Start

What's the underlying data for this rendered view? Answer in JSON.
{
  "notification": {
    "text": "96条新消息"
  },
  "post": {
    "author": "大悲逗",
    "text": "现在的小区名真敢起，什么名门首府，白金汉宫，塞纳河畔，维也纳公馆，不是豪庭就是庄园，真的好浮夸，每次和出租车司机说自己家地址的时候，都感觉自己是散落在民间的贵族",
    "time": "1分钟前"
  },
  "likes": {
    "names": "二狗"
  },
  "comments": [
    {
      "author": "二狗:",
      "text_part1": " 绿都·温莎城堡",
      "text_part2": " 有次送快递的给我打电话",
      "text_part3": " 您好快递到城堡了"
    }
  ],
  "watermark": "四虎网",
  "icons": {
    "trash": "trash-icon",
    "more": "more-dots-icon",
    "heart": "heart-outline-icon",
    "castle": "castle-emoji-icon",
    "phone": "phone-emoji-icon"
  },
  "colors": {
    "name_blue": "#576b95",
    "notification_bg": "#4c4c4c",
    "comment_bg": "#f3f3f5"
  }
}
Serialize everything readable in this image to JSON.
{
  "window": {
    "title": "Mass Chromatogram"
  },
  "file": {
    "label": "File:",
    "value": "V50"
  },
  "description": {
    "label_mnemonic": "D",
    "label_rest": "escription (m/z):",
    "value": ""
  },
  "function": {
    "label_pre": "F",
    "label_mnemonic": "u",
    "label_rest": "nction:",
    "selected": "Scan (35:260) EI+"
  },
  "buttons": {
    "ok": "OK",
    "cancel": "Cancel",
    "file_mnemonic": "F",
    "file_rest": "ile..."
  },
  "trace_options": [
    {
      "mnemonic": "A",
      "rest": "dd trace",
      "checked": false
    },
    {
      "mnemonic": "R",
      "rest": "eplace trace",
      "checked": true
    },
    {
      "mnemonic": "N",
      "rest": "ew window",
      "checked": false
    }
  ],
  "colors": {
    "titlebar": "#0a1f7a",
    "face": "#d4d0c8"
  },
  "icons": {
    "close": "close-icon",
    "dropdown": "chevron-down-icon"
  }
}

End

§ **TO DO**
Print the listing above in its entirety, with every line exact.

§ **CORRECT ANSWER**
What's the underlying data for this rendered view? Answer in JSON.
{
  "notification": {
    "text": "96条新消息"
  },
  "post": {
    "author": "大悲逗",
    "text": "现在的小区名真敢起，什么名门首府，白金汉宫，塞纳河畔，维也纳公馆，不是豪庭就是庄园，真的好浮夸，每次和出租车司机说自己家地址的时候，都感觉自己是散落在民间的贵族",
    "time": "1分钟前"
  },
  "likes": {
    "names": "二狗"
  },
  "comments": [
    {
      "author": "二狗:",
      "text_part1": " 绿都·温莎城堡",
      "text_part2": " 有次送快递的给我打电话",
      "text_part3": " 您好快递到城堡了"
    }
  ],
  "watermark": "四虎网",
  "icons": {
    "trash": "trash-icon",
    "more": "more-dots-icon",
    "heart": "heart-outline-icon",
    "castle": "castle-emoji-icon",
    "phone": "phone-emoji-icon"
  },
  "colors": {
    "name_blue": "#576b95",
    "notification_bg": "#4c4c4c",
    "comment_bg": "#f3f3f5"
  }
}
Serialize everything readable in this image to JSON.
{
  "window": {
    "title": "Mass Chromatogram"
  },
  "file": {
    "label": "File:",
    "value": "V50"
  },
  "description": {
    "label_mnemonic": "D",
    "label_rest": "escription (m/z):",
    "value": ""
  },
  "function": {
    "label_pre": "F",
    "label_mnemonic": "u",
    "label_rest": "nction:",
    "selected": "Scan (35:260) EI+"
  },
  "buttons": {
    "ok": "OK",
    "cancel": "Cancel",
    "file_mnemonic": "F",
    "file_rest": "ile..."
  },
  "trace_options": [
    {
      "mnemonic": "A",
      "rest": "dd trace",
      "checked": false
    },
    {
      "mnemonic": "R",
      "rest": "eplace trace",
      "checked": true
    },
    {
      "mnemonic": "N",
      "rest": "ew window",
      "checked": false
    }
  ],
  "colors": {
    "titlebar": "#0a1f7a",
    "face": "#d4d0c8"
  },
  "icons": {
    "close": "close-icon",
    "dropdown": "chevron-down-icon"
  }
}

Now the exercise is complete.